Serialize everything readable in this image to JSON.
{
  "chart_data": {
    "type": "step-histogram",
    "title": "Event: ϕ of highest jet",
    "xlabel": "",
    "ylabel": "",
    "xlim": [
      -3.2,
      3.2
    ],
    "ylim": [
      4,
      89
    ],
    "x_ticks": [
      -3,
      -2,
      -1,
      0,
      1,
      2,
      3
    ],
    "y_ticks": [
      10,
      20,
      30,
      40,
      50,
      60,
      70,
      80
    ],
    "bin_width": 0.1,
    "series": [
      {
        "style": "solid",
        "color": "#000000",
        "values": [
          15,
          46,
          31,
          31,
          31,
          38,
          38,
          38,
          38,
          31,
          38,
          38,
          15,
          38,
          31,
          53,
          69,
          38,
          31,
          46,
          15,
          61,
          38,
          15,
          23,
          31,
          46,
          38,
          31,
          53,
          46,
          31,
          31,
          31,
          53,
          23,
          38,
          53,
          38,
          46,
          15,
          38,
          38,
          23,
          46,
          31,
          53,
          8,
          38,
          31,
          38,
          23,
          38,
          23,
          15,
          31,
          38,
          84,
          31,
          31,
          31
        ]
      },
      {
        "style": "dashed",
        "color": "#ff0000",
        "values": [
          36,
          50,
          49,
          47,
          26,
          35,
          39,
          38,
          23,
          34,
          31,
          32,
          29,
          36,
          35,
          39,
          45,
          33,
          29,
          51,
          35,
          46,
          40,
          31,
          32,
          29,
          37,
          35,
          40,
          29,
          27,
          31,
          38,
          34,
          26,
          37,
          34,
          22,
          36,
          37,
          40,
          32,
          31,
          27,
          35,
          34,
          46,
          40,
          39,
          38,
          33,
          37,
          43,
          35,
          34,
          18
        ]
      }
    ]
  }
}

**Requirements**
All the data must be duplicated exactly, with nothing added or removed.

**Completed task**
Serialize everything readable in this image to JSON.
{
  "chart_data": {
    "type": "step-histogram",
    "title": "Event: ϕ of highest jet",
    "xlabel": "",
    "ylabel": "",
    "xlim": [
      -3.2,
      3.2
    ],
    "ylim": [
      4,
      89
    ],
    "x_ticks": [
      -3,
      -2,
      -1,
      0,
      1,
      2,
      3
    ],
    "y_ticks": [
      10,
      20,
      30,
      40,
      50,
      60,
      70,
      80
    ],
    "bin_width": 0.1,
    "series": [
      {
        "style": "solid",
        "color": "#000000",
        "values": [
          15,
          46,
          31,
          31,
          31,
          38,
          38,
          38,
          38,
          31,
          38,
          38,
          15,
          38,
          31,
          53,
          69,
          38,
          31,
          46,
          15,
          61,
          38,
          15,
          23,
          31,
          46,
          38,
          31,
          53,
          46,
          31,
          31,
          31,
          53,
          23,
          38,
          53,
          38,
          46,
          15,
          38,
          38,
          23,
          46,
          31,
          53,
          8,
          38,
          31,
          38,
          23,
          38,
          23,
          15,
          31,
          38,
          84,
          31,
          31,
          31
        ]
      },
      {
        "style": "dashed",
        "color": "#ff0000",
        "values": [
          36,
          50,
          49,
          47,
          26,
          35,
          39,
          38,
          23,
          34,
          31,
          32,
          29,
          36,
          35,
          39,
          45,
          33,
          29,
          51,
          35,
          46,
          40,
          31,
          32,
          29,
          37,
          35,
          40,
          29,
          27,
          31,
          38,
          34,
          26,
          37,
          34,
          22,
          36,
          37,
          40,
          32,
          31,
          27,
          35,
          34,
          46,
          40,
          39,
          38,
          33,
          37,
          43,
          35,
          34,
          18
        ]
      }
    ]
  }
}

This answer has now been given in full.